**ABOUT THIS EXERCISE**
Restate all of the data below word for word.

**DATA FOR THIS TASK**
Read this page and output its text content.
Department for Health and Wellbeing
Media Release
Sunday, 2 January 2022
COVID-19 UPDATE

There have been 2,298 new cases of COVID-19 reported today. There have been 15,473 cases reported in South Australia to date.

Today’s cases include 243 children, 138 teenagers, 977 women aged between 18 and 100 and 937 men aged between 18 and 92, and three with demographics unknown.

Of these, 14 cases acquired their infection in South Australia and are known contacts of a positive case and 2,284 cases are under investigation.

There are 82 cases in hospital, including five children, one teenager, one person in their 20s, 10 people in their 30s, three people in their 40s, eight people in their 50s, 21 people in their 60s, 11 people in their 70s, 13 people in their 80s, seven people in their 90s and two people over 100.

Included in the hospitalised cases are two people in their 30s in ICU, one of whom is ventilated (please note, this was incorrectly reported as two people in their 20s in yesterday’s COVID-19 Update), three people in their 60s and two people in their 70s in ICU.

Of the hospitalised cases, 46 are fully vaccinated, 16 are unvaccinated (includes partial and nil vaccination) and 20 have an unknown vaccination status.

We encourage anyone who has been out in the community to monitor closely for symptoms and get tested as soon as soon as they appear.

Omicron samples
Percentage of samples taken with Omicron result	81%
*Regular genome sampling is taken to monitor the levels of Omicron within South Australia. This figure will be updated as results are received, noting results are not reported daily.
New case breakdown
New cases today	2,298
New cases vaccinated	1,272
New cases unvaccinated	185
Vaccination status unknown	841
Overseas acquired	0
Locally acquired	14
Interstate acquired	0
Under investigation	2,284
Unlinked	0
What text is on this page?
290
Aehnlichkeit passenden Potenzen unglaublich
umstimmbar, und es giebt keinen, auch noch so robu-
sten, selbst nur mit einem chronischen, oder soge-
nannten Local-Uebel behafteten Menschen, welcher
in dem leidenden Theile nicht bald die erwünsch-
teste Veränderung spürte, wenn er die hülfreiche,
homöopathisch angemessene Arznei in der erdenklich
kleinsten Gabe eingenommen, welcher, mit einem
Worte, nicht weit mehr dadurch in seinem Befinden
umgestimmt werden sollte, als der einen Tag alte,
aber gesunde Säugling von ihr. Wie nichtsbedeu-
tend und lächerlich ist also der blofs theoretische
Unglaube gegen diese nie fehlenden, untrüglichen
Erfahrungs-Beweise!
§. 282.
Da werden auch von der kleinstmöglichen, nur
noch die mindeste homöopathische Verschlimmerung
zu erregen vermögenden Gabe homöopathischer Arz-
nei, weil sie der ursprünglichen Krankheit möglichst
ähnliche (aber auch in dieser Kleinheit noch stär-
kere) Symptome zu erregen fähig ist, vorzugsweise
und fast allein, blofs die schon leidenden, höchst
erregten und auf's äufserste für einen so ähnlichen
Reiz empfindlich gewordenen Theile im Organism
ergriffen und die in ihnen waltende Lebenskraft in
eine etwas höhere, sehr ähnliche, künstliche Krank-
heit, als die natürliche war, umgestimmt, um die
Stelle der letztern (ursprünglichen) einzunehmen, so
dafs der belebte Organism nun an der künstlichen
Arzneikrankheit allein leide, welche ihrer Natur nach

**WRITTEN ANSWER**
Read this page and output its text content.
Department for Health and Wellbeing
Media Release
Sunday, 2 January 2022
COVID-19 UPDATE

There have been 2,298 new cases of COVID-19 reported today. There have been 15,473 cases reported in South Australia to date.

Today’s cases include 243 children, 138 teenagers, 977 women aged between 18 and 100 and 937 men aged between 18 and 92, and three with demographics unknown.

Of these, 14 cases acquired their infection in South Australia and are known contacts of a positive case and 2,284 cases are under investigation.

There are 82 cases in hospital, including five children, one teenager, one person in their 20s, 10 people in their 30s, three people in their 40s, eight people in their 50s, 21 people in their 60s, 11 people in their 70s, 13 people in their 80s, seven people in their 90s and two people over 100.

Included in the hospitalised cases are two people in their 30s in ICU, one of whom is ventilated (please note, this was incorrectly reported as two people in their 20s in yesterday’s COVID-19 Update), three people in their 60s and two people in their 70s in ICU.

Of the hospitalised cases, 46 are fully vaccinated, 16 are unvaccinated (includes partial and nil vaccination) and 20 have an unknown vaccination status.

We encourage anyone who has been out in the community to monitor closely for symptoms and get tested as soon as soon as they appear.

Omicron samples
Percentage of samples taken with Omicron result	81%
*Regular genome sampling is taken to monitor the levels of Omicron within South Australia. This figure will be updated as results are received, noting results are not reported daily.
New case breakdown
New cases today	2,298
New cases vaccinated	1,272
New cases unvaccinated	185
Vaccination status unknown	841
Overseas acquired	0
Locally acquired	14
Interstate acquired	0
Under investigation	2,284
Unlinked	0
What text is on this page?
290
Aehnlichkeit passenden Potenzen unglaublich
umstimmbar, und es giebt keinen, auch noch so robu-
sten, selbst nur mit einem chronischen, oder soge-
nannten Local-Uebel behafteten Menschen, welcher
in dem leidenden Theile nicht bald die erwünsch-
teste Veränderung spürte, wenn er die hülfreiche,
homöopathisch angemessene Arznei in der erdenklich
kleinsten Gabe eingenommen, welcher, mit einem
Worte, nicht weit mehr dadurch in seinem Befinden
umgestimmt werden sollte, als der einen Tag alte,
aber gesunde Säugling von ihr. Wie nichtsbedeu-
tend und lächerlich ist also der blofs theoretische
Unglaube gegen diese nie fehlenden, untrüglichen
Erfahrungs-Beweise!
§. 282.
Da werden auch von der kleinstmöglichen, nur
noch die mindeste homöopathische Verschlimmerung
zu erregen vermögenden Gabe homöopathischer Arz-
nei, weil sie der ursprünglichen Krankheit möglichst
ähnliche (aber auch in dieser Kleinheit noch stär-
kere) Symptome zu erregen fähig ist, vorzugsweise
und fast allein, blofs die schon leidenden, höchst
erregten und auf's äufserste für einen so ähnlichen
Reiz empfindlich gewordenen Theile im Organism
ergriffen und die in ihnen waltende Lebenskraft in
eine etwas höhere, sehr ähnliche, künstliche Krank-
heit, als die natürliche war, umgestimmt, um die
Stelle der letztern (ursprünglichen) einzunehmen, so
dafs der belebte Organism nun an der künstlichen
Arzneikrankheit allein leide, welche ihrer Natur nach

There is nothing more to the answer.